> [Material to process]
━━━

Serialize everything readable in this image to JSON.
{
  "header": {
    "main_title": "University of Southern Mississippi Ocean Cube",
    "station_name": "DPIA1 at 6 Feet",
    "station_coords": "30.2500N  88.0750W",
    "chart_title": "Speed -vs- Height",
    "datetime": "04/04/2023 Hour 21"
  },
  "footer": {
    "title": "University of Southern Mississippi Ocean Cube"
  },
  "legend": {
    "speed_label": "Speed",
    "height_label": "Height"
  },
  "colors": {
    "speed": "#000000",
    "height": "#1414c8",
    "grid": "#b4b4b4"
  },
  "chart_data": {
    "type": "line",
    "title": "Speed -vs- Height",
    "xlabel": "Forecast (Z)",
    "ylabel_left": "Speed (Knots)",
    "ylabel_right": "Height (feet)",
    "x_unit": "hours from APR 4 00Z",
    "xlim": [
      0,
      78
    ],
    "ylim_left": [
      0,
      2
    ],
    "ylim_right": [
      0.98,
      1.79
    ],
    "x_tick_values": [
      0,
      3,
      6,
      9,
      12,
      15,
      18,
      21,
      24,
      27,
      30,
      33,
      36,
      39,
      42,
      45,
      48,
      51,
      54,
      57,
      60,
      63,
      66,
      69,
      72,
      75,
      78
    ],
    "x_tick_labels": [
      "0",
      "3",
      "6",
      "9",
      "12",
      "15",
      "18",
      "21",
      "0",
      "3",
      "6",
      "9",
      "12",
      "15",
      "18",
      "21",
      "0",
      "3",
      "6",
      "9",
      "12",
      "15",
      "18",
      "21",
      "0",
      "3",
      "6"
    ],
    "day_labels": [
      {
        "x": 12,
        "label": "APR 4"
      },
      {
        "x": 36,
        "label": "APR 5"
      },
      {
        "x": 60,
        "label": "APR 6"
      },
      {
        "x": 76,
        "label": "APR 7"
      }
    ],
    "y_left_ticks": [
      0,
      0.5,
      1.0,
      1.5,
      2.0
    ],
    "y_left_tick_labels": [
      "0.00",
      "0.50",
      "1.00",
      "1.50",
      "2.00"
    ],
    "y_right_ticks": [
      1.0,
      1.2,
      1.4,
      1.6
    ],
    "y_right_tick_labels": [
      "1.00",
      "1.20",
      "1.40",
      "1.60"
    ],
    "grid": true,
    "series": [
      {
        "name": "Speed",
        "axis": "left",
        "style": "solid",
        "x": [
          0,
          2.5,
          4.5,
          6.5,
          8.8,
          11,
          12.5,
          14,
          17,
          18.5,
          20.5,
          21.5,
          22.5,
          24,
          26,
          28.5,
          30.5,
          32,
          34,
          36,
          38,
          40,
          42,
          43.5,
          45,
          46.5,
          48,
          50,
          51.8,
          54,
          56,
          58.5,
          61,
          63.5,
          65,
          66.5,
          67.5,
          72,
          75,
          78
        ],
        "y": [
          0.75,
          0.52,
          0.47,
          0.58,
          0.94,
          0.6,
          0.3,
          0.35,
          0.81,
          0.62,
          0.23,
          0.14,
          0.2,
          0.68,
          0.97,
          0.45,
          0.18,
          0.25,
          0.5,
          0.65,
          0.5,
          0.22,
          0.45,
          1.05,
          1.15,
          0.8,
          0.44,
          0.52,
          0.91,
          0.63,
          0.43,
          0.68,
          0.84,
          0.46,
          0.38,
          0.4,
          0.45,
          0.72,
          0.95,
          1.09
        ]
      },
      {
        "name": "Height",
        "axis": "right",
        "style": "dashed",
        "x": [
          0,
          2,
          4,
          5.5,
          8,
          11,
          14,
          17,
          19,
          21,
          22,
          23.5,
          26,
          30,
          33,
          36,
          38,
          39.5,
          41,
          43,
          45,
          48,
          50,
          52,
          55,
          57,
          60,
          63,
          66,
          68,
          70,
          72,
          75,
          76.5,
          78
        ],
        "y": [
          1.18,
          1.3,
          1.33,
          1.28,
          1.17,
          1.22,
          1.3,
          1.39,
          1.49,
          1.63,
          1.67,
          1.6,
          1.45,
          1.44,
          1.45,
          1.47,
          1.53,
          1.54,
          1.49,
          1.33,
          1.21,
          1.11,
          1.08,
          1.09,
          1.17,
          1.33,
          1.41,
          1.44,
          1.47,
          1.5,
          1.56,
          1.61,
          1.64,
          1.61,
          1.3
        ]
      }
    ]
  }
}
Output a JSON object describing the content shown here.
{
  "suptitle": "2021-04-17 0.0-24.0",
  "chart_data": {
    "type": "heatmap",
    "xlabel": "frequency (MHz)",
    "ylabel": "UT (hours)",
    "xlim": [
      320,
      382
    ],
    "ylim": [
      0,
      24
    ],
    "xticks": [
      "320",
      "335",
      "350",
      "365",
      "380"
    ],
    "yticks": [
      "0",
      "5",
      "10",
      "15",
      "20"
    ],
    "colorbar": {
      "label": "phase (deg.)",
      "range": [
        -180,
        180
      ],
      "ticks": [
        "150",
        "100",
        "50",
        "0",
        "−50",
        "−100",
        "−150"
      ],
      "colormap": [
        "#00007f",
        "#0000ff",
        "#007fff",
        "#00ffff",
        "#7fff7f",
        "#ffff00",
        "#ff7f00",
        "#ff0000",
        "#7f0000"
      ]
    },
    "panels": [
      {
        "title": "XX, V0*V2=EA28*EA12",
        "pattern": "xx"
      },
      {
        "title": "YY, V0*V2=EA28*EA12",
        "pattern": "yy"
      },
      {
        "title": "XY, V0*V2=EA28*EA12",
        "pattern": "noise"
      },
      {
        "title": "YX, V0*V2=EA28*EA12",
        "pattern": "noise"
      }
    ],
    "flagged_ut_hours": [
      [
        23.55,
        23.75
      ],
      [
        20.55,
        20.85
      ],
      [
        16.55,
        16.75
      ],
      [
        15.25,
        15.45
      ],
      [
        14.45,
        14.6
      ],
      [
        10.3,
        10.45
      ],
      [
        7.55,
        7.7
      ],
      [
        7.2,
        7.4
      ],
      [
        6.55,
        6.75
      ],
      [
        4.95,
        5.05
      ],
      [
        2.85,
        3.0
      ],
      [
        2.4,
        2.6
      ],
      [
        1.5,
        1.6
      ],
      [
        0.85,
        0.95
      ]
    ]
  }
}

━━━

> [Set exercise] Going through the records above, state how many lines carry "Ocean", with no other text.

> [Task output] 2